Given task: Across all the lines below, how many contain the string "white"? Please reply with the number only.

Dataset records:
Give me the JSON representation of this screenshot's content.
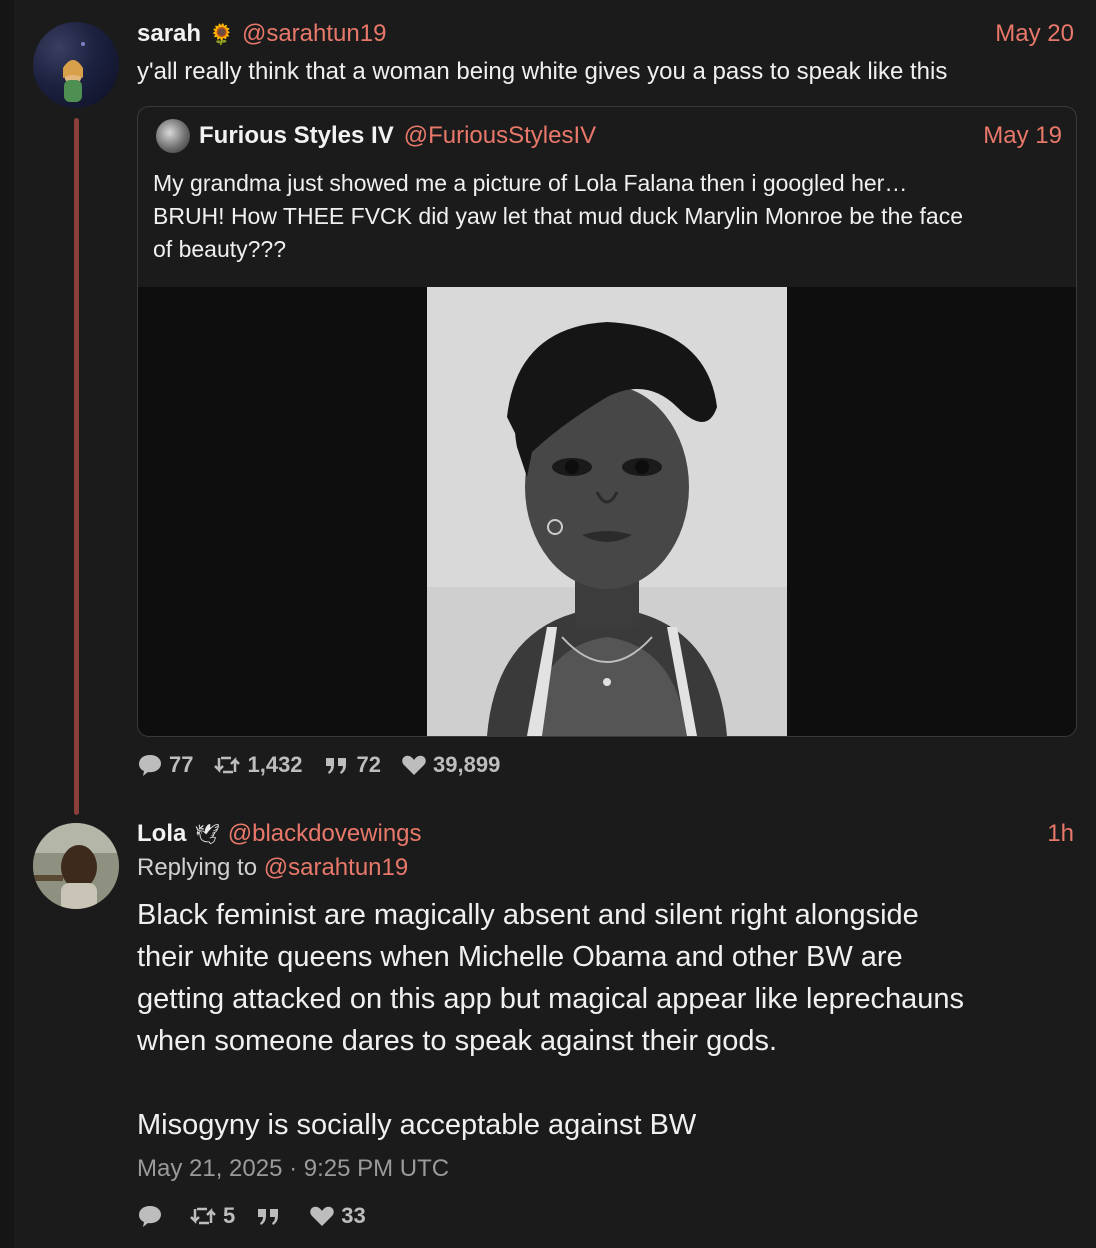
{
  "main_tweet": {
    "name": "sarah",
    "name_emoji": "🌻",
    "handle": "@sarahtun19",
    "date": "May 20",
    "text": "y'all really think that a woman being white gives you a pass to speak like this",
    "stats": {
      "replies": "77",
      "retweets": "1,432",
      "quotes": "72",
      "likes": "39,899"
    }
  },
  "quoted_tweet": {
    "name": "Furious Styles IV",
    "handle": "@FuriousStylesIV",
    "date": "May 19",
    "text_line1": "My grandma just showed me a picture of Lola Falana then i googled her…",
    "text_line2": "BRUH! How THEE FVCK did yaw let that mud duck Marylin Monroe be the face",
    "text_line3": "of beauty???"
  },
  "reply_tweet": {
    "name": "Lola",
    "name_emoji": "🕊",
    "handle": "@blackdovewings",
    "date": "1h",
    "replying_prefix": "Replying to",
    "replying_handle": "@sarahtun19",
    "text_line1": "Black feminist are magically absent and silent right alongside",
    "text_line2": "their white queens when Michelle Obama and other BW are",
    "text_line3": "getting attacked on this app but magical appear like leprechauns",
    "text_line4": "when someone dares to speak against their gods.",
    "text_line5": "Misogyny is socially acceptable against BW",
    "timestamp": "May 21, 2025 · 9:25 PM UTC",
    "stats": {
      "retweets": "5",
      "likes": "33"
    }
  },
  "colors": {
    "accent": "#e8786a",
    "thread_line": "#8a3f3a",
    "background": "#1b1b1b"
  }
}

...

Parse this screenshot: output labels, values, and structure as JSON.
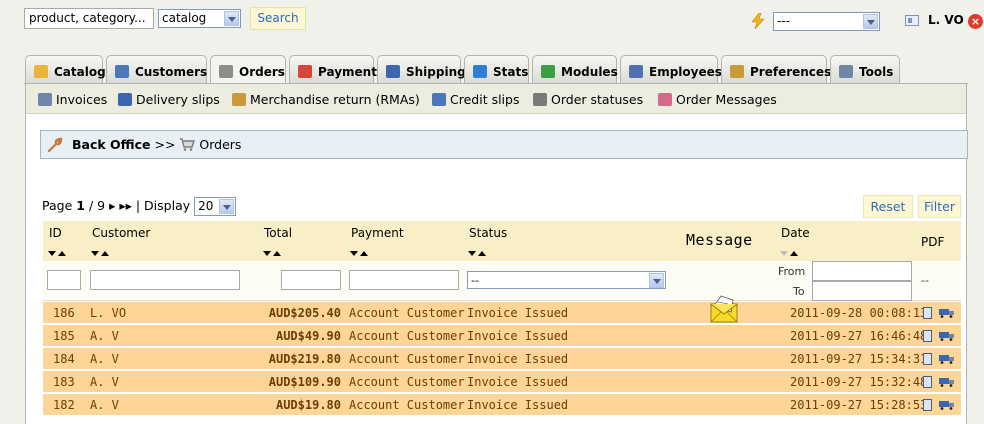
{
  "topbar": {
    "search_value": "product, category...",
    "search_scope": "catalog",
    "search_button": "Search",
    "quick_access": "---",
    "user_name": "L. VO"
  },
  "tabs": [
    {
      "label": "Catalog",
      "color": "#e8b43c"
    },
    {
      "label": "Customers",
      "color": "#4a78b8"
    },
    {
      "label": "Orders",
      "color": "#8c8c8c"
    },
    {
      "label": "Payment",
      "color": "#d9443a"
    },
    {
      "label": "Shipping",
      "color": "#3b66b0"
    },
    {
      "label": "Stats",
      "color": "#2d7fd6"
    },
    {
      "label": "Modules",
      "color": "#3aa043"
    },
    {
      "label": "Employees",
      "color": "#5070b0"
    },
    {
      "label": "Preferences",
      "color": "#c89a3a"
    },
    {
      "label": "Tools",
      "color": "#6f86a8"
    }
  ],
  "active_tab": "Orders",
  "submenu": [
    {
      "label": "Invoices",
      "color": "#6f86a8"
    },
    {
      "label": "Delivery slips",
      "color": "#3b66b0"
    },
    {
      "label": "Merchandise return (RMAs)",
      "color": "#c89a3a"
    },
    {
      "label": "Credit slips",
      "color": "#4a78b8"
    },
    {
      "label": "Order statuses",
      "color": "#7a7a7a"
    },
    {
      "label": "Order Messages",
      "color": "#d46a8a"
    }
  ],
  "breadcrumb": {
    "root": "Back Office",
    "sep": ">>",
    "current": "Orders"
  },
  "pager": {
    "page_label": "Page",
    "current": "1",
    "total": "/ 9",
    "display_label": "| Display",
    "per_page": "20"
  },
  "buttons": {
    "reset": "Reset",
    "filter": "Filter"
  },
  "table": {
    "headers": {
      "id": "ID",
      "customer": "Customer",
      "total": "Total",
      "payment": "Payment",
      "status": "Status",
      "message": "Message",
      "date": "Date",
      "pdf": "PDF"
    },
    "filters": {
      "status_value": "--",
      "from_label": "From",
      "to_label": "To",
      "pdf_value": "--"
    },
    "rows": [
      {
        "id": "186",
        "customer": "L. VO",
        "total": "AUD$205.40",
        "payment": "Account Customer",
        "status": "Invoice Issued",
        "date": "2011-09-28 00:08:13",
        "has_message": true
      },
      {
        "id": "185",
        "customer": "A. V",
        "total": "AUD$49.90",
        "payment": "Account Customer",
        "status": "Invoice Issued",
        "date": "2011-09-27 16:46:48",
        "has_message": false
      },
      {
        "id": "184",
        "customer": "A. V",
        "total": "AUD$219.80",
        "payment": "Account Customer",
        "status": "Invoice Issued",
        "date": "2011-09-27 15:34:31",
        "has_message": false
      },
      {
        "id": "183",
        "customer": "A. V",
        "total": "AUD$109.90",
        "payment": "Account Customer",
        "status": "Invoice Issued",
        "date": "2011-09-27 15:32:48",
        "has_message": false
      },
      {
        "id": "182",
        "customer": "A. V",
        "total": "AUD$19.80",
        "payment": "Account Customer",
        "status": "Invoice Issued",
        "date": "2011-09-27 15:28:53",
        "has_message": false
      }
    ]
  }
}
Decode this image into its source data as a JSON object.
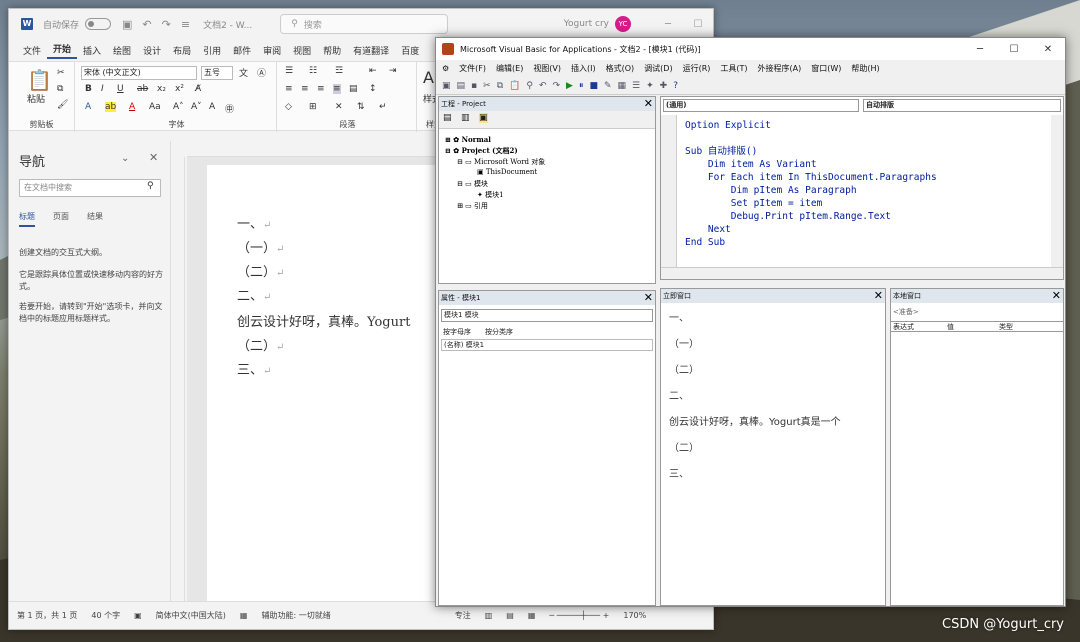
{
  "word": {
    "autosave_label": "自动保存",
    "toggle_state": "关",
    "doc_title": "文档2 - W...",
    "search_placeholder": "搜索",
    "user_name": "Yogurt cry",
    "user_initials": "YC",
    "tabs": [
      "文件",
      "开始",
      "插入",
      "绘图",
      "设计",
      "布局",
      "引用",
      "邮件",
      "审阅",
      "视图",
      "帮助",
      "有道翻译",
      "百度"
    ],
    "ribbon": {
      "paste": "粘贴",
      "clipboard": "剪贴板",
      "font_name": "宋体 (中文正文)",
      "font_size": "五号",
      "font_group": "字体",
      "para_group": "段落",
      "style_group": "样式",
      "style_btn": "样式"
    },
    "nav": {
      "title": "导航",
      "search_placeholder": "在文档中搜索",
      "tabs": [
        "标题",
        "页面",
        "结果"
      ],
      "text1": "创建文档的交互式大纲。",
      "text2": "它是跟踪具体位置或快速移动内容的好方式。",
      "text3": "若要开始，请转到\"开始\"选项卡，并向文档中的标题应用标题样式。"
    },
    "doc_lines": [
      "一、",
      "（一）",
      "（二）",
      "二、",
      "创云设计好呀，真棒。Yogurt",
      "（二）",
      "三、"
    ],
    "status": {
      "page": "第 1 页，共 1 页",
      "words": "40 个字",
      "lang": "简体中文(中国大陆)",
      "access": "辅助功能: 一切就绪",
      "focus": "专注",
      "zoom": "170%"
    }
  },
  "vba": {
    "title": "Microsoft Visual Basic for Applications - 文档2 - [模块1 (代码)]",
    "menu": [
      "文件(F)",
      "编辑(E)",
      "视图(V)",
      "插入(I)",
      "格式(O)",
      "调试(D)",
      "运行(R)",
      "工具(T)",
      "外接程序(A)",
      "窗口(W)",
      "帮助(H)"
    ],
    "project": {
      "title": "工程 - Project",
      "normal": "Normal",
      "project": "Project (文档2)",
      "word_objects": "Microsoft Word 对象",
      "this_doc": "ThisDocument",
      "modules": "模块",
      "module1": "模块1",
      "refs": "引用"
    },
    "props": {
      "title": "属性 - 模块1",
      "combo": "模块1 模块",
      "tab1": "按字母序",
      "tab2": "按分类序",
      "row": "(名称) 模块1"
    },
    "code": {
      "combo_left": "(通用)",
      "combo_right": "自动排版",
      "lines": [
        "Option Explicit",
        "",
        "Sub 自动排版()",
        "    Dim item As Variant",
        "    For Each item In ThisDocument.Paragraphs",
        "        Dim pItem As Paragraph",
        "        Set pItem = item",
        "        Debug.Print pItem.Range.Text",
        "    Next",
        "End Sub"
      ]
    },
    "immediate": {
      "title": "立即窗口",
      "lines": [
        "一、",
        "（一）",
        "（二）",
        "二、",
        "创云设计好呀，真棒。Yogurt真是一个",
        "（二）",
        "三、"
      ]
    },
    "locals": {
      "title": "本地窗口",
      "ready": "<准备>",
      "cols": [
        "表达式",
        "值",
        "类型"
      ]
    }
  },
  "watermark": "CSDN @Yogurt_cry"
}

Answer in full: 2